* Begin *
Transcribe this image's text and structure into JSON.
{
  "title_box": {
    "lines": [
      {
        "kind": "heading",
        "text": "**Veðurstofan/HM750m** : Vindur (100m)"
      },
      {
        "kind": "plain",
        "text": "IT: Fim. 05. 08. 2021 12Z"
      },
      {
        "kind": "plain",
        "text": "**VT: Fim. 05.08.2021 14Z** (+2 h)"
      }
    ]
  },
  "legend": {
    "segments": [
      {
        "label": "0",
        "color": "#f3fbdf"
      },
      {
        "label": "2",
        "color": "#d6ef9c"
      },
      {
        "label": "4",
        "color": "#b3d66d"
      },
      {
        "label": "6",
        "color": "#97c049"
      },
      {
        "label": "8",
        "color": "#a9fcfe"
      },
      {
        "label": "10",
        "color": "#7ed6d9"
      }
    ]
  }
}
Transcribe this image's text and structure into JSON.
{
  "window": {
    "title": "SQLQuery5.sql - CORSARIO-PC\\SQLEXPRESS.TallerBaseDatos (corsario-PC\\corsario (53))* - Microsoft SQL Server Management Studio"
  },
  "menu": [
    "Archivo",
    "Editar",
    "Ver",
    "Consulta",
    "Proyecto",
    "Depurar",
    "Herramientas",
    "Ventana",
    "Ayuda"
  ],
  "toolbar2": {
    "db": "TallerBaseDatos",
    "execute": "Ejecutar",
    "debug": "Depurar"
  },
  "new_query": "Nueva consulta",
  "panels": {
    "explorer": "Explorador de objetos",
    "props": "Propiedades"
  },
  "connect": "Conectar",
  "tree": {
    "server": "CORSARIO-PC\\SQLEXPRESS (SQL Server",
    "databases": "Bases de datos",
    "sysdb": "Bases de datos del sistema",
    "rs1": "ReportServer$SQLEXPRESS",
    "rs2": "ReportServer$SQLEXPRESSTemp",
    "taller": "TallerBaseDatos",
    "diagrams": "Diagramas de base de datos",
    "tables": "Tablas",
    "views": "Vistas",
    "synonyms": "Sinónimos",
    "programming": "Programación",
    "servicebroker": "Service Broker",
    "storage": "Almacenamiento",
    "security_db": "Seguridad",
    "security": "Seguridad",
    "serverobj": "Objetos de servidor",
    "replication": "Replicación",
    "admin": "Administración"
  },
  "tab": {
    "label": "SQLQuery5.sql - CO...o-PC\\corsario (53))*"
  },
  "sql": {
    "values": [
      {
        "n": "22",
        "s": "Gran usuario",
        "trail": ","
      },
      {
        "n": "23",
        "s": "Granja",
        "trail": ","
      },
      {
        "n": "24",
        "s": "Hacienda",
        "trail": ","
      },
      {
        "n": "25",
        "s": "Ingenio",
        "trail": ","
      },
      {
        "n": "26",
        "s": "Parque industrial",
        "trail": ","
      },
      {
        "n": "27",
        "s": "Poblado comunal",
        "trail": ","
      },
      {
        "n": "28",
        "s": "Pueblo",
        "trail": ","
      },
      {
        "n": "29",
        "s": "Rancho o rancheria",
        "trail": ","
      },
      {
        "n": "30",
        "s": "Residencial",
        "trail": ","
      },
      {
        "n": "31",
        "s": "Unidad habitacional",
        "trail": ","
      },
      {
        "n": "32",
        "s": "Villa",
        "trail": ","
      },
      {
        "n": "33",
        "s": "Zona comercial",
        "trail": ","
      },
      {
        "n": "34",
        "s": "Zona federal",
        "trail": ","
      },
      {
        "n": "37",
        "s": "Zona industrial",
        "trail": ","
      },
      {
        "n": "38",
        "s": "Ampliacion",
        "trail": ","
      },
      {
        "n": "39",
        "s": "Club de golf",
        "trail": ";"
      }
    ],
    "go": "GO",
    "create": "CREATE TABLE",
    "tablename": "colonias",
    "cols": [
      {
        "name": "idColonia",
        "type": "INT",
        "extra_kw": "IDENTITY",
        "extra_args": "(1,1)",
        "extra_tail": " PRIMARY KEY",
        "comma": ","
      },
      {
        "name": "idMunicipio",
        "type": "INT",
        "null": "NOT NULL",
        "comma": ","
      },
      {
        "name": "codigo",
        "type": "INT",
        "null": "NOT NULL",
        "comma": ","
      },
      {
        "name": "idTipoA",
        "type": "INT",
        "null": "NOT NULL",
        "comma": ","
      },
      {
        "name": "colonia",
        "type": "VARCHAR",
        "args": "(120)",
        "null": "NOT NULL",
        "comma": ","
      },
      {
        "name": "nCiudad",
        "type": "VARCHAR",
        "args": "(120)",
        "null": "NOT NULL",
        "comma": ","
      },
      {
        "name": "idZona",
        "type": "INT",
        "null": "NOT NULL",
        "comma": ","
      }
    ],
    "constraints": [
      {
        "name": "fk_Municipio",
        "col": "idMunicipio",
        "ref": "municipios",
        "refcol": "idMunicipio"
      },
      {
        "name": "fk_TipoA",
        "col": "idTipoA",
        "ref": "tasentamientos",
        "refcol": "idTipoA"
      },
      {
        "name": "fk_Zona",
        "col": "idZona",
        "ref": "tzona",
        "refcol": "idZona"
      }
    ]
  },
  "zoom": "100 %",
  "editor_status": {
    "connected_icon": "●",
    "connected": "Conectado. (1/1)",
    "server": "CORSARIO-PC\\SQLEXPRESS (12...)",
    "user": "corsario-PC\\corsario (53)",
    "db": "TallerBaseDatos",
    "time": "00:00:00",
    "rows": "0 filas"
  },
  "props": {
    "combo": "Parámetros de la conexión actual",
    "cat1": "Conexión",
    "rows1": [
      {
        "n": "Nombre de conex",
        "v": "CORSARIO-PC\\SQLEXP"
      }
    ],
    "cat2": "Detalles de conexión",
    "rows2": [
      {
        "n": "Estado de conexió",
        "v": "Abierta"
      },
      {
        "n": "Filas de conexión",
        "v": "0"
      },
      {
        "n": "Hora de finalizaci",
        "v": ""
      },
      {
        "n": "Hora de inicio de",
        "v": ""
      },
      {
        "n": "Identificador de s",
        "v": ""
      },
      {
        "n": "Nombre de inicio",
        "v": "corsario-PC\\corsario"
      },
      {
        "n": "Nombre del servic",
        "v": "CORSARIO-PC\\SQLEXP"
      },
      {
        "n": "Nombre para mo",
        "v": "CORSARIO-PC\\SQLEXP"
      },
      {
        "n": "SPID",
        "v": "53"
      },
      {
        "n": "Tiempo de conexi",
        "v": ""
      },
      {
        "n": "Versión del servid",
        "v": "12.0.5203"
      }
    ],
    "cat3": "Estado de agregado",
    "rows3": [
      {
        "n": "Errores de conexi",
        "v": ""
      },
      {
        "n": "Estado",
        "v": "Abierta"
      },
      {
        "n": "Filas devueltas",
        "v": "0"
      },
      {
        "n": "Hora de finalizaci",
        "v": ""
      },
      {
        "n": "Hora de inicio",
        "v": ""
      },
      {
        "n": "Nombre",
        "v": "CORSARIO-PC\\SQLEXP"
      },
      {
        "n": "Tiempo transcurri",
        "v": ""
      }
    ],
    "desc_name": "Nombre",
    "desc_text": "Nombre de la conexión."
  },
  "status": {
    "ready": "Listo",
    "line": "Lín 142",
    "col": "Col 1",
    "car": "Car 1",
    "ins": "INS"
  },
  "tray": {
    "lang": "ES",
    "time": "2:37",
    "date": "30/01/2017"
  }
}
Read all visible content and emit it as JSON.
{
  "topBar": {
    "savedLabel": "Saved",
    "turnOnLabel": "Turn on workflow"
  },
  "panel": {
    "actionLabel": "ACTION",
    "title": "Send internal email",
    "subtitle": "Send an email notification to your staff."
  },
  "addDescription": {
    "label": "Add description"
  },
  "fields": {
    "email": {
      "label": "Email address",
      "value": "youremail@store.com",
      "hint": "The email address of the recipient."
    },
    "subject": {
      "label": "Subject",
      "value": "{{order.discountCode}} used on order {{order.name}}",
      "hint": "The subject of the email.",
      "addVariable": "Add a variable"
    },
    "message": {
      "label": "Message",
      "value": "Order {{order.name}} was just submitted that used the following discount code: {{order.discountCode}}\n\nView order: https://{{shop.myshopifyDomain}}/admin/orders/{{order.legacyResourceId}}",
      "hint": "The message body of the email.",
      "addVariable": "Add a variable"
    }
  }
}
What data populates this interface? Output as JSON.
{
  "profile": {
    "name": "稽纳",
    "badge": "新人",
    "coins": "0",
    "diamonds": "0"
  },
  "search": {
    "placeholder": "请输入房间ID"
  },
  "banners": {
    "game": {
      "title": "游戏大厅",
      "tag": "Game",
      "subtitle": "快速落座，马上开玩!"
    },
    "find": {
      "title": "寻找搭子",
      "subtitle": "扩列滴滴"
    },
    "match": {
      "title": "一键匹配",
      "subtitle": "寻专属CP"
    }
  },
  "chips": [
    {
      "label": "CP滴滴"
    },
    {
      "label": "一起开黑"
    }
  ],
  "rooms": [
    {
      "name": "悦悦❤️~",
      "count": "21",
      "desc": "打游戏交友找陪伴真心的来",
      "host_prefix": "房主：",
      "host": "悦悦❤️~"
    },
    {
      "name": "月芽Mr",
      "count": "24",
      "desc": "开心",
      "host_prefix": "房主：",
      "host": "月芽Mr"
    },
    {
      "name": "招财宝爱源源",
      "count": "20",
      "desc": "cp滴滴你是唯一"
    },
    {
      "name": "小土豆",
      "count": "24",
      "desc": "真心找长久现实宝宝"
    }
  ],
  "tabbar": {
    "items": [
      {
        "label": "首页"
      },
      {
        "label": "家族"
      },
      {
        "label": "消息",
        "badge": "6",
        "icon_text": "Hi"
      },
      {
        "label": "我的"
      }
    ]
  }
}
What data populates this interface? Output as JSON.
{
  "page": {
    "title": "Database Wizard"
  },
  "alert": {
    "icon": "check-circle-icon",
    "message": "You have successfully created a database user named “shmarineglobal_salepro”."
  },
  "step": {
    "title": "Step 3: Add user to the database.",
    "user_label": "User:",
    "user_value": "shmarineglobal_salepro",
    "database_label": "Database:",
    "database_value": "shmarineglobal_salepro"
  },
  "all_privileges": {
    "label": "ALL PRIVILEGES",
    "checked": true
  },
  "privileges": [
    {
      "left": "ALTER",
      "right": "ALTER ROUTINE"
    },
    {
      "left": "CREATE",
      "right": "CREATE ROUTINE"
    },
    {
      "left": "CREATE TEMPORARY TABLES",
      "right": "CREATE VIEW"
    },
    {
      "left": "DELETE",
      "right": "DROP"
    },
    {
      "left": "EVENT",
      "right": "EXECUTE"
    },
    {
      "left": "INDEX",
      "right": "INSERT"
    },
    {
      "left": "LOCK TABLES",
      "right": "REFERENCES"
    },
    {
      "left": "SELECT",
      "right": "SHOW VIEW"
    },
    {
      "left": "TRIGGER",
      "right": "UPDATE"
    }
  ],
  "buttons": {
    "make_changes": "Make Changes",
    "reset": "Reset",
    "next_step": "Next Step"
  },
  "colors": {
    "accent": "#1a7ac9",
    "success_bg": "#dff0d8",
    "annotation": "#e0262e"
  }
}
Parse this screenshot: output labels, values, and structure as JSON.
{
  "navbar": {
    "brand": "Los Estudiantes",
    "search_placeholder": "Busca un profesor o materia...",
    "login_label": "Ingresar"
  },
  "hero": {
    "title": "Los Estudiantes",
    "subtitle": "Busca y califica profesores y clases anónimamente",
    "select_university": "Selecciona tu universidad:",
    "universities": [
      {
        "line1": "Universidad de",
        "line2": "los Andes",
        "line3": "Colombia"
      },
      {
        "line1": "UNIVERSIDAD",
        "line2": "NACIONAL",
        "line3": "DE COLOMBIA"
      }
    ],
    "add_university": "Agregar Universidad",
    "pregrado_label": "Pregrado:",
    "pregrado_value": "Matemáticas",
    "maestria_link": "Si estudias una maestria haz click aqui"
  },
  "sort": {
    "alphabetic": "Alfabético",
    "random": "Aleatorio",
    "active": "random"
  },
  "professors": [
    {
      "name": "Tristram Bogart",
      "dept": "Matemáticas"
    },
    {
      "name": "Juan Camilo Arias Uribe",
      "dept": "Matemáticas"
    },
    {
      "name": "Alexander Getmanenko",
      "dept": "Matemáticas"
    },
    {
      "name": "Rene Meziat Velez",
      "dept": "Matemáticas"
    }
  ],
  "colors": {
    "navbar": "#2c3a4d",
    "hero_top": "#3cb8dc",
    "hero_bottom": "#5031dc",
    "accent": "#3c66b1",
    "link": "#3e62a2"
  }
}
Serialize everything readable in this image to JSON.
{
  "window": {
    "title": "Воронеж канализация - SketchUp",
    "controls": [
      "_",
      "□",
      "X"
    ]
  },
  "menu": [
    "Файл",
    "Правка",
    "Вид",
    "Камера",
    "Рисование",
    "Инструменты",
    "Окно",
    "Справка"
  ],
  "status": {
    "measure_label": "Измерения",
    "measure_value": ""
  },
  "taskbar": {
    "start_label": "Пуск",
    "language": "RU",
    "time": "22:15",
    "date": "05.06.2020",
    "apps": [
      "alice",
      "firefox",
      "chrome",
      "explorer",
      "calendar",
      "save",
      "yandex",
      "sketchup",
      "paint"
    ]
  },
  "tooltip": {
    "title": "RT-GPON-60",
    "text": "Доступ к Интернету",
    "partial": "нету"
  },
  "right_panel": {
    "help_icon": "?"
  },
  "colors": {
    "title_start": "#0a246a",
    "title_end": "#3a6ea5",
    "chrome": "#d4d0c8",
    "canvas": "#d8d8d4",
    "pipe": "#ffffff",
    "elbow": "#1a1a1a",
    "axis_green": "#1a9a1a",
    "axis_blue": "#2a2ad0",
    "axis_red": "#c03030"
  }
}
* End *
--- PROBLEM REQUIREMENTS ---
Only the number is wanted: how many lines contain the string "values"?

--- TASK RESULT ---
2